→ Exercise instructions:
Using the records provided below, locate and copy each line that contains the word "meters".

→ Task input:

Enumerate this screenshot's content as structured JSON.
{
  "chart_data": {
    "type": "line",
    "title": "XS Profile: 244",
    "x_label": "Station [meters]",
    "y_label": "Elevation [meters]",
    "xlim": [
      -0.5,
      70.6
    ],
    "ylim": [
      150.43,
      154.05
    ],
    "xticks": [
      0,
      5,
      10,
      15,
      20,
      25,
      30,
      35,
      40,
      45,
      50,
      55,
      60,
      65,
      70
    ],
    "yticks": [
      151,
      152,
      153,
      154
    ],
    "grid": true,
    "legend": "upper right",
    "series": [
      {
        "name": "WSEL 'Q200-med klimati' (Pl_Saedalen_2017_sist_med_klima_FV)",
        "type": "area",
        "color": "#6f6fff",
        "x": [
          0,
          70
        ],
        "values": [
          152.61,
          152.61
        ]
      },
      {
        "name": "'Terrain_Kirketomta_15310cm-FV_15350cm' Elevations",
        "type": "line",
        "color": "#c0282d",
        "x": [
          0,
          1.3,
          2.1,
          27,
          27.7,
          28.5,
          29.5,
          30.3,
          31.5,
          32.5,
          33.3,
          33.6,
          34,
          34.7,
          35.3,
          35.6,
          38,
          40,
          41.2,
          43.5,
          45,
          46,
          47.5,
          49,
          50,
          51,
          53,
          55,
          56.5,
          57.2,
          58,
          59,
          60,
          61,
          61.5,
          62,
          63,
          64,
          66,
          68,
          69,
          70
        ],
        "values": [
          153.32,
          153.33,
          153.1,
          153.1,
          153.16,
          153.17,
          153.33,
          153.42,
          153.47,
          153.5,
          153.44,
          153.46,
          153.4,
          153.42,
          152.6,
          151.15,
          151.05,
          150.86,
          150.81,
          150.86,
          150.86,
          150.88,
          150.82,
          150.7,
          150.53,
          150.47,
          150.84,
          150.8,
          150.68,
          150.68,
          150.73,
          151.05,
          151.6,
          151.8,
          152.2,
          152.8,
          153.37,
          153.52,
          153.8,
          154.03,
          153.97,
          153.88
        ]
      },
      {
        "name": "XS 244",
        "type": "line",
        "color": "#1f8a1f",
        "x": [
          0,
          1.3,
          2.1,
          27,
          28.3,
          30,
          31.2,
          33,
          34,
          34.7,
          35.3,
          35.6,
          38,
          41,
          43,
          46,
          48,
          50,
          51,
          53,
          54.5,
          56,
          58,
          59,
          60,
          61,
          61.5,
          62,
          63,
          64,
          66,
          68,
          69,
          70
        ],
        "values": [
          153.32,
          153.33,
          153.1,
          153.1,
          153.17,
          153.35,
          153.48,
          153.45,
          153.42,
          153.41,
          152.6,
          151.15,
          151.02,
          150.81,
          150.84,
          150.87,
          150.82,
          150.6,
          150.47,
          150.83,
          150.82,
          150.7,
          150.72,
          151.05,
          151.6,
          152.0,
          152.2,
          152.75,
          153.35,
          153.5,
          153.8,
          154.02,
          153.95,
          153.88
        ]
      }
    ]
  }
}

→ The answer:
    "x_label": "Station [meters]",
    "y_label": "Elevation [meters]",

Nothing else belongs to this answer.